▶ _TASK OBJECTIVE_
Pick out each line of the records in which the word "Tendo" appears.

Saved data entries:
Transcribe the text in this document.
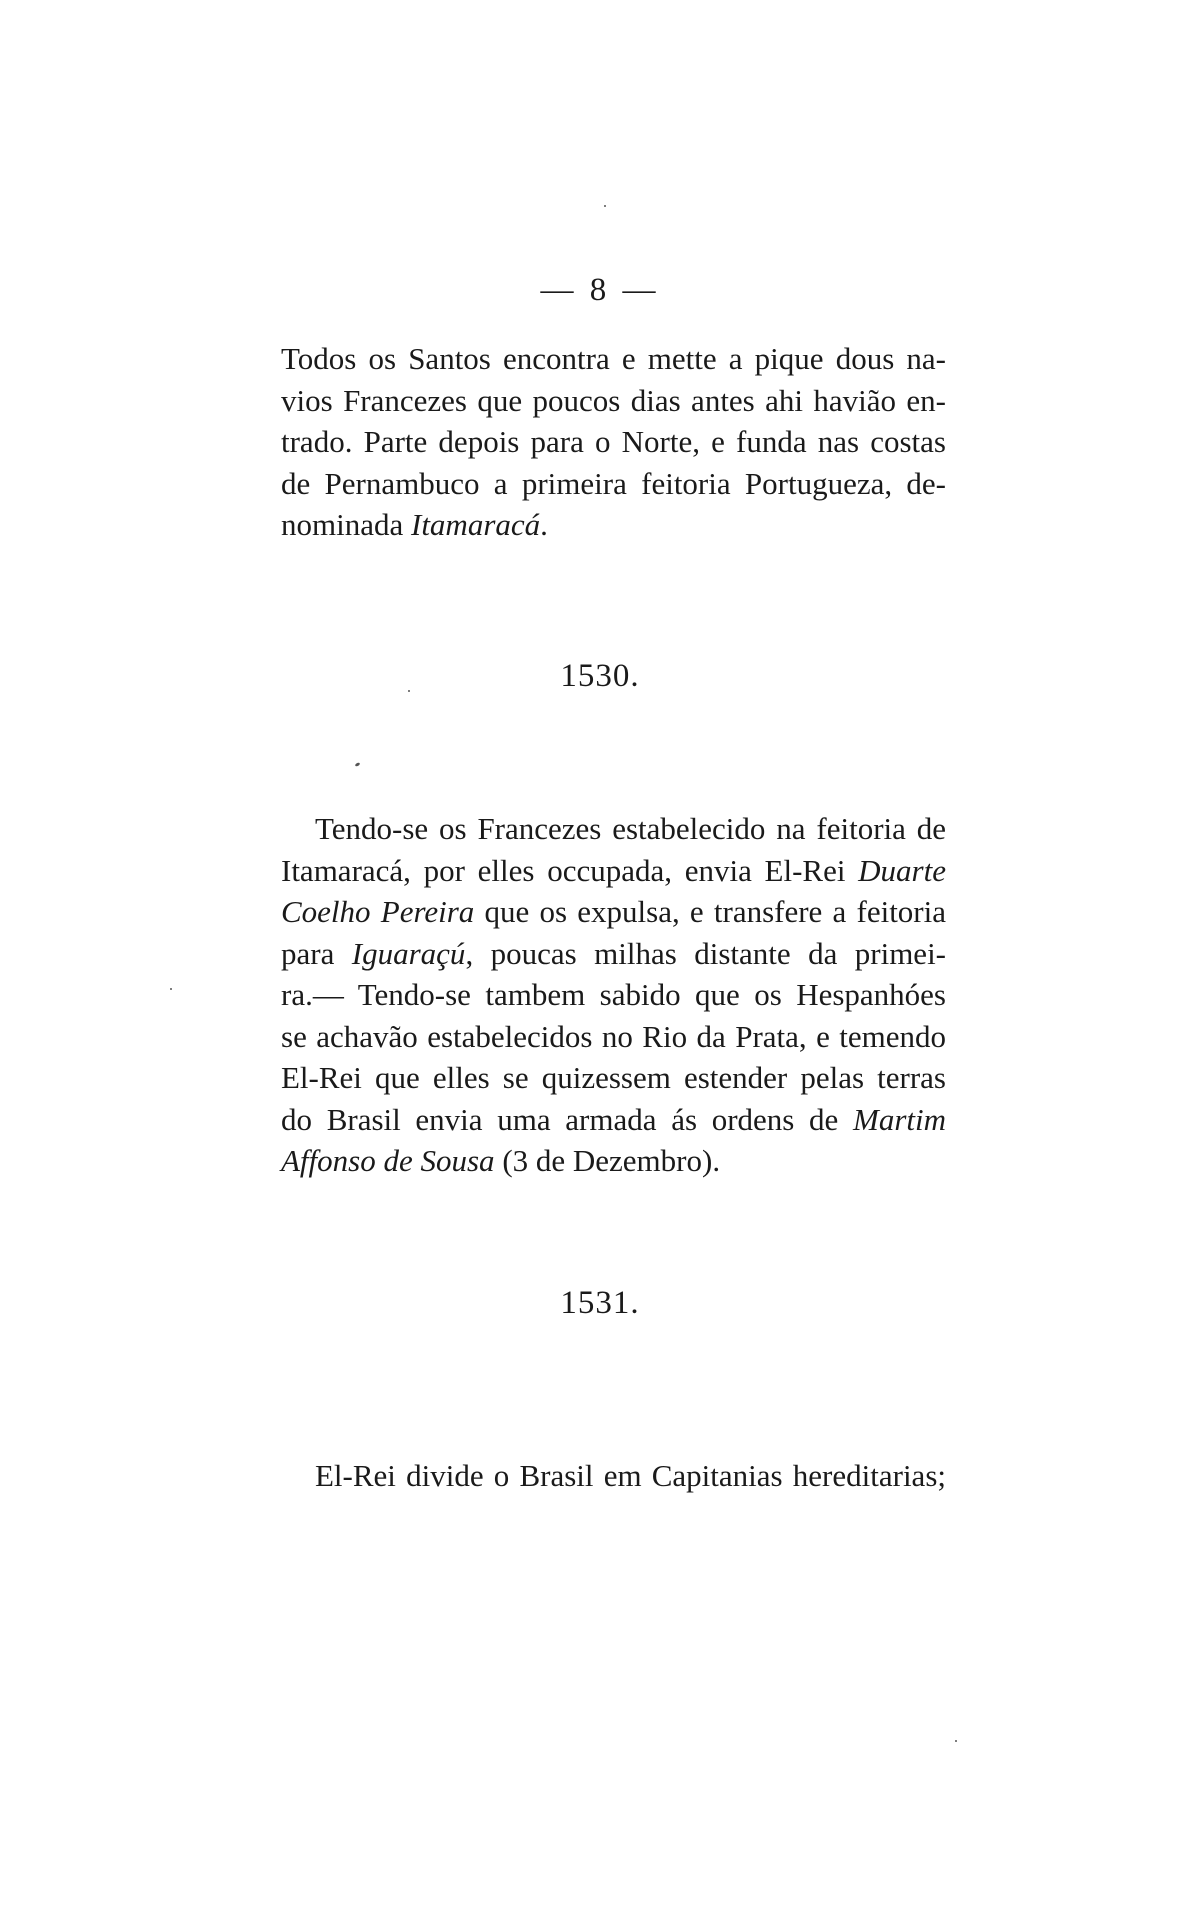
— 8 —

Todos os Santos encontra e mette a pique dous na-
vios Francezes que poucos dias antes ahi havião en-
trado. Parte depois para o Norte, e funda nas costas
de Pernambuco a primeira feitoria Portugueza, de-
nominada Itamaracá.

1530.

Tendo-se os Francezes estabelecido na feitoria de
Itamaracá, por elles occupada, envia El-Rei Duarte
Coelho Pereira que os expulsa, e transfere a feitoria
para Iguaraçú, poucas milhas distante da primei-
ra.— Tendo-se tambem sabido que os Hespanhóes
se achavão estabelecidos no Rio da Prata, e temendo
El-Rei que elles se quizessem estender pelas terras
do Brasil envia uma armada ás ordens de Martim
Affonso de Sousa (3 de Dezembro).

1531.

El-Rei divide o Brasil em Capitanias hereditarias;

▶ _SOLUTION TO THE PROBLEM_
Tendo-se os Francezes estabelecido na feitoria de
ra.— Tendo-se tambem sabido que os Hespanhóes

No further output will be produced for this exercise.